§ What this task involves
Please transcribe every entry below exactly as written.

§ Data for review
----

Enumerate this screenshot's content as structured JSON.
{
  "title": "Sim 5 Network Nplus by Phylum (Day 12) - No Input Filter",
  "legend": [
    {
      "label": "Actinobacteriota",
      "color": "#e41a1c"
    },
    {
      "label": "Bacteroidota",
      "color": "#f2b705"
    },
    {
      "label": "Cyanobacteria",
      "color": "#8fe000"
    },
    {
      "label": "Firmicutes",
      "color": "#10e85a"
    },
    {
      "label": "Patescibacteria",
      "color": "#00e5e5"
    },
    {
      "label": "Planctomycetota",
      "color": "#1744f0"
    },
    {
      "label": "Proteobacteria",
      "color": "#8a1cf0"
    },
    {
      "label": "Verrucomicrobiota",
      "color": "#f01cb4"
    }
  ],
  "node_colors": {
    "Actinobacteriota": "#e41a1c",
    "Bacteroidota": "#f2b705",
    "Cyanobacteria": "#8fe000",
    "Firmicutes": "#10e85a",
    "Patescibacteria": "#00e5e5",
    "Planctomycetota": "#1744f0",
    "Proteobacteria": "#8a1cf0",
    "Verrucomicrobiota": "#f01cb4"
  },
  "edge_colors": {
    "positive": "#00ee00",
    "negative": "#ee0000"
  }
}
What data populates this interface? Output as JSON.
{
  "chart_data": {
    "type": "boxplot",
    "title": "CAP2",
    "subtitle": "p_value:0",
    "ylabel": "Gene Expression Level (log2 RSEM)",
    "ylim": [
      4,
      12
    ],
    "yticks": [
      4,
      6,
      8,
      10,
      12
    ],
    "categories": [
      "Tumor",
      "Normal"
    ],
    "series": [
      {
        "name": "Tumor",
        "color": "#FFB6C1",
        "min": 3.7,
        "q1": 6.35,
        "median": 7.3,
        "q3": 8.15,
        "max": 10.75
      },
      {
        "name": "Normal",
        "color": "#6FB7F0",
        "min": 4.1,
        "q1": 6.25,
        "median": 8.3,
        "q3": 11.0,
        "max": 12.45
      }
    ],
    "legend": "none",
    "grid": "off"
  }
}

----

§ Task solution
Enumerate this screenshot's content as structured JSON.
{
  "title": "Sim 5 Network Nplus by Phylum (Day 12) - No Input Filter",
  "legend": [
    {
      "label": "Actinobacteriota",
      "color": "#e41a1c"
    },
    {
      "label": "Bacteroidota",
      "color": "#f2b705"
    },
    {
      "label": "Cyanobacteria",
      "color": "#8fe000"
    },
    {
      "label": "Firmicutes",
      "color": "#10e85a"
    },
    {
      "label": "Patescibacteria",
      "color": "#00e5e5"
    },
    {
      "label": "Planctomycetota",
      "color": "#1744f0"
    },
    {
      "label": "Proteobacteria",
      "color": "#8a1cf0"
    },
    {
      "label": "Verrucomicrobiota",
      "color": "#f01cb4"
    }
  ],
  "node_colors": {
    "Actinobacteriota": "#e41a1c",
    "Bacteroidota": "#f2b705",
    "Cyanobacteria": "#8fe000",
    "Firmicutes": "#10e85a",
    "Patescibacteria": "#00e5e5",
    "Planctomycetota": "#1744f0",
    "Proteobacteria": "#8a1cf0",
    "Verrucomicrobiota": "#f01cb4"
  },
  "edge_colors": {
    "positive": "#00ee00",
    "negative": "#ee0000"
  }
}
What data populates this interface? Output as JSON.
{
  "chart_data": {
    "type": "boxplot",
    "title": "CAP2",
    "subtitle": "p_value:0",
    "ylabel": "Gene Expression Level (log2 RSEM)",
    "ylim": [
      4,
      12
    ],
    "yticks": [
      4,
      6,
      8,
      10,
      12
    ],
    "categories": [
      "Tumor",
      "Normal"
    ],
    "series": [
      {
        "name": "Tumor",
        "color": "#FFB6C1",
        "min": 3.7,
        "q1": 6.35,
        "median": 7.3,
        "q3": 8.15,
        "max": 10.75
      },
      {
        "name": "Normal",
        "color": "#6FB7F0",
        "min": 4.1,
        "q1": 6.25,
        "median": 8.3,
        "q3": 11.0,
        "max": 12.45
      }
    ],
    "legend": "none",
    "grid": "off"
  }
}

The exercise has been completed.